Dataset records on visual material =>
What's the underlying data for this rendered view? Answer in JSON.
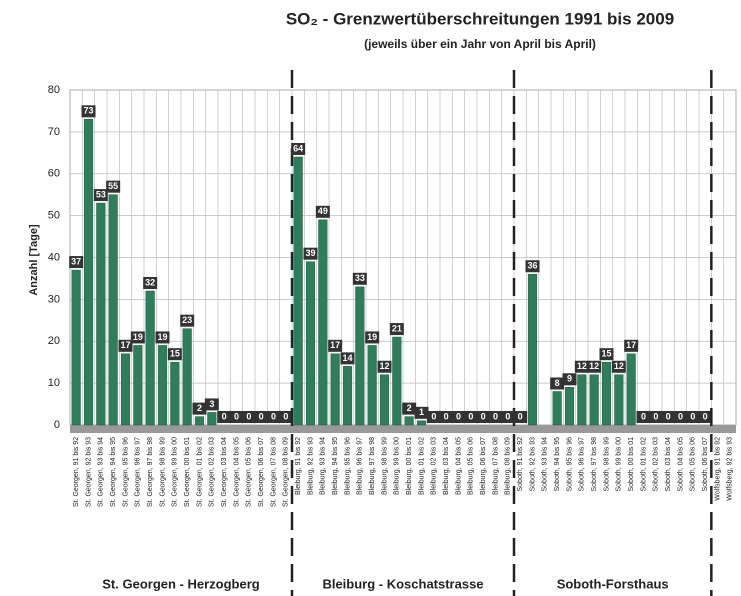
{
  "chart_data": {
    "type": "bar",
    "title": "SO₂ - Grenzwertüberschreitungen 1991 bis 2009",
    "subtitle": "(jeweils über ein Jahr von April bis April)",
    "y_label": "Anzahl [Tage]",
    "color": "#2e7d5b",
    "ylim": [
      0,
      80
    ],
    "yticks": [
      0,
      10,
      20,
      30,
      40,
      50,
      60,
      70,
      80
    ],
    "grid": true,
    "groups": [
      {
        "name": "St. Georgen - Herzogberg",
        "categories": [
          "St. Georgen, 91 bis 92",
          "St. Georgen, 92 bis 93",
          "St. Georgen, 93 bis 94",
          "St. Georgen, 94 bis 95",
          "St. Georgen, 95 bis 96",
          "St. Georgen, 96 bis 97",
          "St. Georgen, 97 bis 98",
          "St. Georgen, 98 bis 99",
          "St. Georgen, 99 bis 00",
          "St. Georgen, 00 bis 01",
          "St. Georgen, 01 bis 02",
          "St. Georgen, 02 bis 03",
          "St. Georgen, 03 bis 04",
          "St. Georgen, 04 bis 05",
          "St. Georgen, 05 bis 06",
          "St. Georgen, 06 bis 07",
          "St. Georgen, 07 bis 08",
          "St. Georgen, 08 bis 09"
        ],
        "values": [
          37,
          73,
          53,
          55,
          17,
          19,
          32,
          19,
          15,
          23,
          2,
          3,
          0,
          0,
          0,
          0,
          0,
          0
        ]
      },
      {
        "name": "Bleiburg - Koschatstrasse",
        "categories": [
          "Bleiburg, 91 bis 92",
          "Bleiburg, 92 bis 93",
          "Bleiburg, 93 bis 94",
          "Bleiburg, 94 bis 95",
          "Bleiburg, 95 bis 96",
          "Bleiburg, 96 bis 97",
          "Bleiburg, 97 bis 98",
          "Bleiburg, 98 bis 99",
          "Bleiburg, 99 bis 00",
          "Bleiburg, 00 bis 01",
          "Bleiburg, 01 bis 02",
          "Bleiburg, 02 bis 03",
          "Bleiburg, 03 bis 04",
          "Bleiburg, 04 bis 05",
          "Bleiburg, 05 bis 06",
          "Bleiburg, 06 bis 07",
          "Bleiburg, 07 bis 08",
          "Bleiburg, 08 bis 09"
        ],
        "values": [
          64,
          39,
          49,
          17,
          14,
          33,
          19,
          12,
          21,
          2,
          1,
          0,
          0,
          0,
          0,
          0,
          0,
          0
        ]
      },
      {
        "name": "Soboth-Forsthaus",
        "categories": [
          "Soboth, 91 bis 92",
          "Soboth, 92 bis 93",
          "Soboth, 93 bis 94",
          "Soboth, 94 bis 95",
          "Soboth, 95 bis 96",
          "Soboth, 96 bis 97",
          "Soboth, 97 bis 98",
          "Soboth, 98 bis 99",
          "Soboth, 99 bis 00",
          "Soboth, 00 bis 01",
          "Soboth, 01 bis 02",
          "Soboth, 02 bis 03",
          "Soboth, 03 bis 04",
          "Soboth, 04 bis 05",
          "Soboth, 05 bis 06",
          "Soboth, 06 bis 07"
        ],
        "values": [
          0,
          36,
          null,
          8,
          9,
          12,
          12,
          15,
          12,
          17,
          0,
          0,
          0,
          0,
          0,
          0
        ]
      },
      {
        "categories": [
          "Wolfsberg, 91 bis 92",
          "Wolfsberg, 92 bis 93"
        ],
        "values": [
          null,
          null
        ]
      }
    ]
  }
}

OBJECTIVE =>
Transcribe the records verbatim and omit the images.

SOLUTION BELOW =>
What's the underlying data for this rendered view? Answer in JSON.
{
  "chart_data": {
    "type": "bar",
    "title": "SO₂ - Grenzwertüberschreitungen 1991 bis 2009",
    "subtitle": "(jeweils über ein Jahr von April bis April)",
    "y_label": "Anzahl [Tage]",
    "color": "#2e7d5b",
    "ylim": [
      0,
      80
    ],
    "yticks": [
      0,
      10,
      20,
      30,
      40,
      50,
      60,
      70,
      80
    ],
    "grid": true,
    "groups": [
      {
        "name": "St. Georgen - Herzogberg",
        "categories": [
          "St. Georgen, 91 bis 92",
          "St. Georgen, 92 bis 93",
          "St. Georgen, 93 bis 94",
          "St. Georgen, 94 bis 95",
          "St. Georgen, 95 bis 96",
          "St. Georgen, 96 bis 97",
          "St. Georgen, 97 bis 98",
          "St. Georgen, 98 bis 99",
          "St. Georgen, 99 bis 00",
          "St. Georgen, 00 bis 01",
          "St. Georgen, 01 bis 02",
          "St. Georgen, 02 bis 03",
          "St. Georgen, 03 bis 04",
          "St. Georgen, 04 bis 05",
          "St. Georgen, 05 bis 06",
          "St. Georgen, 06 bis 07",
          "St. Georgen, 07 bis 08",
          "St. Georgen, 08 bis 09"
        ],
        "values": [
          37,
          73,
          53,
          55,
          17,
          19,
          32,
          19,
          15,
          23,
          2,
          3,
          0,
          0,
          0,
          0,
          0,
          0
        ]
      },
      {
        "name": "Bleiburg - Koschatstrasse",
        "categories": [
          "Bleiburg, 91 bis 92",
          "Bleiburg, 92 bis 93",
          "Bleiburg, 93 bis 94",
          "Bleiburg, 94 bis 95",
          "Bleiburg, 95 bis 96",
          "Bleiburg, 96 bis 97",
          "Bleiburg, 97 bis 98",
          "Bleiburg, 98 bis 99",
          "Bleiburg, 99 bis 00",
          "Bleiburg, 00 bis 01",
          "Bleiburg, 01 bis 02",
          "Bleiburg, 02 bis 03",
          "Bleiburg, 03 bis 04",
          "Bleiburg, 04 bis 05",
          "Bleiburg, 05 bis 06",
          "Bleiburg, 06 bis 07",
          "Bleiburg, 07 bis 08",
          "Bleiburg, 08 bis 09"
        ],
        "values": [
          64,
          39,
          49,
          17,
          14,
          33,
          19,
          12,
          21,
          2,
          1,
          0,
          0,
          0,
          0,
          0,
          0,
          0
        ]
      },
      {
        "name": "Soboth-Forsthaus",
        "categories": [
          "Soboth, 91 bis 92",
          "Soboth, 92 bis 93",
          "Soboth, 93 bis 94",
          "Soboth, 94 bis 95",
          "Soboth, 95 bis 96",
          "Soboth, 96 bis 97",
          "Soboth, 97 bis 98",
          "Soboth, 98 bis 99",
          "Soboth, 99 bis 00",
          "Soboth, 00 bis 01",
          "Soboth, 01 bis 02",
          "Soboth, 02 bis 03",
          "Soboth, 03 bis 04",
          "Soboth, 04 bis 05",
          "Soboth, 05 bis 06",
          "Soboth, 06 bis 07"
        ],
        "values": [
          0,
          36,
          null,
          8,
          9,
          12,
          12,
          15,
          12,
          17,
          0,
          0,
          0,
          0,
          0,
          0
        ]
      },
      {
        "categories": [
          "Wolfsberg, 91 bis 92",
          "Wolfsberg, 92 bis 93"
        ],
        "values": [
          null,
          null
        ]
      }
    ]
  }
}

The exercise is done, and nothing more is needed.